▸ Written exercise: Copy all lines in which the word "structured" can be found.

▸ Recorded data:

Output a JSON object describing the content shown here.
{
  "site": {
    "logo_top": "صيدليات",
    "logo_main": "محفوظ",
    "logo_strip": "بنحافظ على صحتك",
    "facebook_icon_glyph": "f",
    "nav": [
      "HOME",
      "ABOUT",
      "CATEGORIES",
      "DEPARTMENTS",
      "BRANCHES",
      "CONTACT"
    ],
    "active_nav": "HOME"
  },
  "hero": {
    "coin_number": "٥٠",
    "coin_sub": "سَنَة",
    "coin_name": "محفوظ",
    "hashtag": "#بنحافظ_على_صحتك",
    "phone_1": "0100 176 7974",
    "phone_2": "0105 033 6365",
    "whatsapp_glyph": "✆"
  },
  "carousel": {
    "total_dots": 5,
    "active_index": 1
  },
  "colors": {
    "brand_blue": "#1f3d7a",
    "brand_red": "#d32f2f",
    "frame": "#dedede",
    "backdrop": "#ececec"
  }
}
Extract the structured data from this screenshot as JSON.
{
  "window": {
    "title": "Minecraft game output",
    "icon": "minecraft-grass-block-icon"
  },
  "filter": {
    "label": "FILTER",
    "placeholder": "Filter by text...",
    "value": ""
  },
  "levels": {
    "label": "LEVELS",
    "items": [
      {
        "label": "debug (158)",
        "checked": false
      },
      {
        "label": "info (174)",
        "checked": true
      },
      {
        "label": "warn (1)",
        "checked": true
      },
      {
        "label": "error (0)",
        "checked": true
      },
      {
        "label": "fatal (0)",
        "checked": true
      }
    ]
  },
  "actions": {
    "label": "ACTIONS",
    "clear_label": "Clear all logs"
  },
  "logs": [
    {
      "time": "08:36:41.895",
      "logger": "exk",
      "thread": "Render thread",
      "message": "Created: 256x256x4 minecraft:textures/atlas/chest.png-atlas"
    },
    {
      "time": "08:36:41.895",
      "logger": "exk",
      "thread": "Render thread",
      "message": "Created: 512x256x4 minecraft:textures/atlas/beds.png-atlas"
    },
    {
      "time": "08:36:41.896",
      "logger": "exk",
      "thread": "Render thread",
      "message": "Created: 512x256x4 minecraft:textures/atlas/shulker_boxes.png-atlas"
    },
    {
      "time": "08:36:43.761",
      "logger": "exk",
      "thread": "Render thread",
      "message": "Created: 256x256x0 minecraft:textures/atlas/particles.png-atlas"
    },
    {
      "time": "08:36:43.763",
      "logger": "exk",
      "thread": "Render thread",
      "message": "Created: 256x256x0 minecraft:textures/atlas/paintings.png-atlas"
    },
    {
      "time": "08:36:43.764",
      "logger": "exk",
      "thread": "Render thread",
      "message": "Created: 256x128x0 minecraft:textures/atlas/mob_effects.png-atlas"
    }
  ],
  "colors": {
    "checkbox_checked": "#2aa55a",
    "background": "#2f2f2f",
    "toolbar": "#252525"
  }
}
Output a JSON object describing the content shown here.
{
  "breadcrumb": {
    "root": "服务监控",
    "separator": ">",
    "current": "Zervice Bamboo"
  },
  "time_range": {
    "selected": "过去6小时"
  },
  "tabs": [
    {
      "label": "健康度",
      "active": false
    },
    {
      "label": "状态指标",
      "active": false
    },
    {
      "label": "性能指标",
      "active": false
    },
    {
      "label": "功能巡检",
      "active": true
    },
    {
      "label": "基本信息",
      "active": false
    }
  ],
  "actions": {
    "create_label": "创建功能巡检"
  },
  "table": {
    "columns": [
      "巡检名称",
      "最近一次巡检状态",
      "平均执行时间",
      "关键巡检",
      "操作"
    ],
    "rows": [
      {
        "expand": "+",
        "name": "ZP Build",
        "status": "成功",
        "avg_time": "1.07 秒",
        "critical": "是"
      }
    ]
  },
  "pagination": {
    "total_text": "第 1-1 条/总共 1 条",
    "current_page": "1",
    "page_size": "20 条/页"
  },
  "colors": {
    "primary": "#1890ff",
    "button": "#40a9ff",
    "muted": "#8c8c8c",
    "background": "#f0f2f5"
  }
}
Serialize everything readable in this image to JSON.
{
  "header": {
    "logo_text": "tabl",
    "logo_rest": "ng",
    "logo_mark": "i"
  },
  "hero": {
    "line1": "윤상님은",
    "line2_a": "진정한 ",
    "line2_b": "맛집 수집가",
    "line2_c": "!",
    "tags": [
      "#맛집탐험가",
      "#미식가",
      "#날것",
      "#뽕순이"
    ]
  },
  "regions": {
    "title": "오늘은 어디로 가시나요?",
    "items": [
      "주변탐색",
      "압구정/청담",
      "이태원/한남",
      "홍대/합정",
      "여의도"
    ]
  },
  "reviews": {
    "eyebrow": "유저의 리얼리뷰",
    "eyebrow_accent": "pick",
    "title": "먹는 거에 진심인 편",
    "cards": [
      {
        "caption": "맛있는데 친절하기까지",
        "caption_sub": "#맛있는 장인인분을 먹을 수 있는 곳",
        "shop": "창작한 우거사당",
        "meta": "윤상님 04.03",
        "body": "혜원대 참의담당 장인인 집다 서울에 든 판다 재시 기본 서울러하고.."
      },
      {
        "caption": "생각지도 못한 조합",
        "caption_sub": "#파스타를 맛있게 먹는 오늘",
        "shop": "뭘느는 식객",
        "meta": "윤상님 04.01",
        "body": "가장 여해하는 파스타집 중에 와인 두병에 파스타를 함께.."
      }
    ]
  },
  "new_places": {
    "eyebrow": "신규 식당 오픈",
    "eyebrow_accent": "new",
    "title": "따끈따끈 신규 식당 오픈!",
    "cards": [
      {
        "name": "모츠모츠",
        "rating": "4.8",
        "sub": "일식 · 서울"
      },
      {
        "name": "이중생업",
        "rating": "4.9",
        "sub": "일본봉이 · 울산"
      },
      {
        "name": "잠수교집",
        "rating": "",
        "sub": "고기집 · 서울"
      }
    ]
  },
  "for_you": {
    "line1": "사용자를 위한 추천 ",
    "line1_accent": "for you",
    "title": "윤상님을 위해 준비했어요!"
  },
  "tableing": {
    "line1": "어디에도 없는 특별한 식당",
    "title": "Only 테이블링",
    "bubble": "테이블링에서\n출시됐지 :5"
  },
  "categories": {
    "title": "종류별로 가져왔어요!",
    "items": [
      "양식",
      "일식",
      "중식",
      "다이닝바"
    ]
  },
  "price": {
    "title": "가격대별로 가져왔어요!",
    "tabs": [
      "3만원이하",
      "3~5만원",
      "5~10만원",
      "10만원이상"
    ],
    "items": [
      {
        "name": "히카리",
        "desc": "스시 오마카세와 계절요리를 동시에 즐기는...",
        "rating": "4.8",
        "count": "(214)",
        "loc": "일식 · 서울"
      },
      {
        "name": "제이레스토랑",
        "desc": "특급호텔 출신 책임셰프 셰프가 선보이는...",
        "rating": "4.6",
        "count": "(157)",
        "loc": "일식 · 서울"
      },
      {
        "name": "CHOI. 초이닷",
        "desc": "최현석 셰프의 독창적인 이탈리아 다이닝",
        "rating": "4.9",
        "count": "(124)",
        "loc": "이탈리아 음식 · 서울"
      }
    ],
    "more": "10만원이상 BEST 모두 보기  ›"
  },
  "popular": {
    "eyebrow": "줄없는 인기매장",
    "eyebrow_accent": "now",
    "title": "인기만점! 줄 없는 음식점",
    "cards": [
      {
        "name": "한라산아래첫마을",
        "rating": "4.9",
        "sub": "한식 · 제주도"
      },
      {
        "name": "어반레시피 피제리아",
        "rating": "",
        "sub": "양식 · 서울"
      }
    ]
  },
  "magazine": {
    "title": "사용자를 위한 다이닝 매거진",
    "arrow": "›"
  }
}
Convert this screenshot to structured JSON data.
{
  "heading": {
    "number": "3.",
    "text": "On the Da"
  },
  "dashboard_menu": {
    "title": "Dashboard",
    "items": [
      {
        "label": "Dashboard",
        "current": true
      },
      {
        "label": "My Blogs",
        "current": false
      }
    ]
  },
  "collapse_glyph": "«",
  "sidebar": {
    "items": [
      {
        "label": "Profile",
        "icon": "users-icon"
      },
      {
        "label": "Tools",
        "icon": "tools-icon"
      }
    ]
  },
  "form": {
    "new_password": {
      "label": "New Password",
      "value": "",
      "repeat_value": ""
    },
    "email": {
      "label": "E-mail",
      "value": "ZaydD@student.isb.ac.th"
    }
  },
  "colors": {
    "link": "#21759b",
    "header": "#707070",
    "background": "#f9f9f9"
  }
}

▸ Solution to the exercise:
Extract the structured data from this screenshot as JSON.
Convert this screenshot to structured JSON data.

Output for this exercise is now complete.